>> START

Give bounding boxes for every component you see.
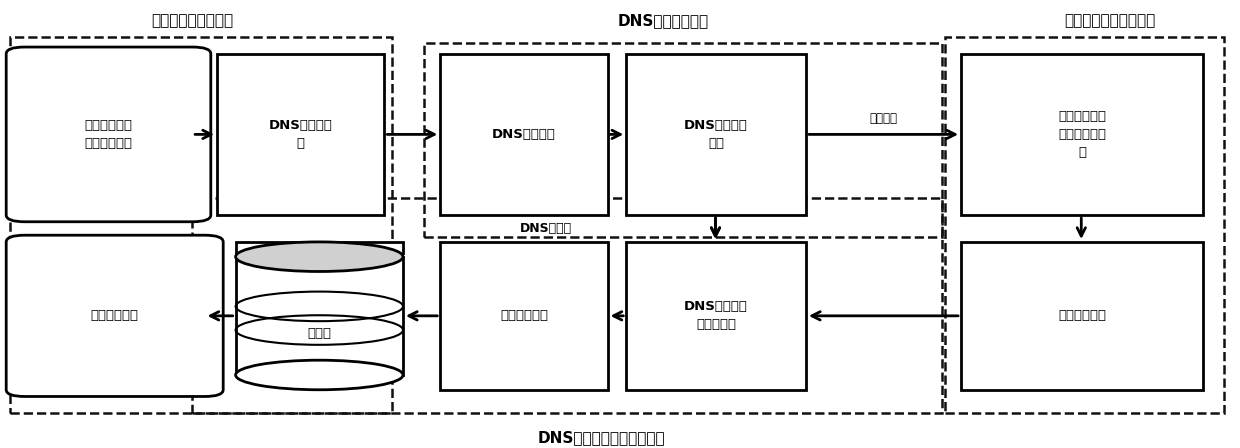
Text: DNS数据包队
列: DNS数据包队 列: [269, 119, 332, 150]
FancyBboxPatch shape: [6, 235, 223, 396]
Bar: [424, 43, 942, 237]
Text: DNS隧道木马流量检测模块: DNS隧道木马流量检测模块: [538, 431, 665, 446]
Text: 训练样本: 训练样本: [869, 112, 898, 125]
Text: 数据包采集整合模块: 数据包采集整合模块: [151, 13, 233, 28]
Bar: [626, 54, 806, 215]
FancyBboxPatch shape: [6, 47, 211, 222]
Text: DNS会话重组模块: DNS会话重组模块: [618, 13, 709, 28]
Bar: [440, 54, 608, 215]
Bar: [961, 242, 1203, 390]
Bar: [217, 54, 384, 215]
Ellipse shape: [236, 242, 403, 271]
Text: 用户管理界面: 用户管理界面: [91, 309, 139, 323]
Text: DNS会话重组: DNS会话重组: [492, 128, 556, 141]
Text: DNS会话评估
向量: DNS会话评估 向量: [684, 119, 748, 150]
Bar: [236, 242, 403, 375]
Bar: [10, 37, 392, 413]
Text: 数据库: 数据库: [308, 327, 331, 340]
Text: 生成随机森林: 生成随机森林: [1058, 309, 1106, 323]
Ellipse shape: [236, 360, 403, 390]
Text: 网络数据采集
和数据包过滤: 网络数据采集 和数据包过滤: [84, 119, 133, 150]
Bar: [626, 242, 806, 390]
Text: 随机森林分类训练模块: 随机森林分类训练模块: [1064, 13, 1156, 28]
Bar: [192, 198, 942, 413]
Text: 生成报警信息: 生成报警信息: [500, 309, 548, 323]
Bar: [440, 242, 608, 390]
Text: DNS隧道木马
检测分类器: DNS隧道木马 检测分类器: [684, 300, 748, 332]
Bar: [945, 37, 1224, 413]
Text: 基于随机森林
的分类学习方
法: 基于随机森林 的分类学习方 法: [1058, 110, 1106, 159]
Text: DNS白名单: DNS白名单: [520, 222, 572, 235]
Bar: [961, 54, 1203, 215]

>> END

= Exercise goal =
Please print the rows above again character for character, all of them, without the picture.

= The output =
Give bounding boxes for every component you see.
Text: DNS数据包队
列: DNS数据包队 列: [269, 119, 332, 150]
FancyBboxPatch shape: [6, 235, 223, 396]
Bar: [424, 43, 942, 237]
Text: DNS隧道木马流量检测模块: DNS隧道木马流量检测模块: [538, 431, 665, 446]
Text: 训练样本: 训练样本: [869, 112, 898, 125]
Text: 数据包采集整合模块: 数据包采集整合模块: [151, 13, 233, 28]
Bar: [626, 54, 806, 215]
FancyBboxPatch shape: [6, 47, 211, 222]
Text: DNS会话重组模块: DNS会话重组模块: [618, 13, 709, 28]
Bar: [440, 54, 608, 215]
Bar: [961, 242, 1203, 390]
Bar: [217, 54, 384, 215]
Ellipse shape: [236, 242, 403, 271]
Text: 用户管理界面: 用户管理界面: [91, 309, 139, 323]
Text: DNS会话重组: DNS会话重组: [492, 128, 556, 141]
Text: DNS会话评估
向量: DNS会话评估 向量: [684, 119, 748, 150]
Bar: [236, 242, 403, 375]
Bar: [10, 37, 392, 413]
Text: 数据库: 数据库: [308, 327, 331, 340]
Text: 生成随机森林: 生成随机森林: [1058, 309, 1106, 323]
Ellipse shape: [236, 360, 403, 390]
Text: 网络数据采集
和数据包过滤: 网络数据采集 和数据包过滤: [84, 119, 133, 150]
Bar: [626, 242, 806, 390]
Text: 随机森林分类训练模块: 随机森林分类训练模块: [1064, 13, 1156, 28]
Bar: [192, 198, 942, 413]
Text: 生成报警信息: 生成报警信息: [500, 309, 548, 323]
Bar: [440, 242, 608, 390]
Text: DNS隧道木马
检测分类器: DNS隧道木马 检测分类器: [684, 300, 748, 332]
Bar: [945, 37, 1224, 413]
Text: 基于随机森林
的分类学习方
法: 基于随机森林 的分类学习方 法: [1058, 110, 1106, 159]
Text: DNS白名单: DNS白名单: [520, 222, 572, 235]
Bar: [961, 54, 1203, 215]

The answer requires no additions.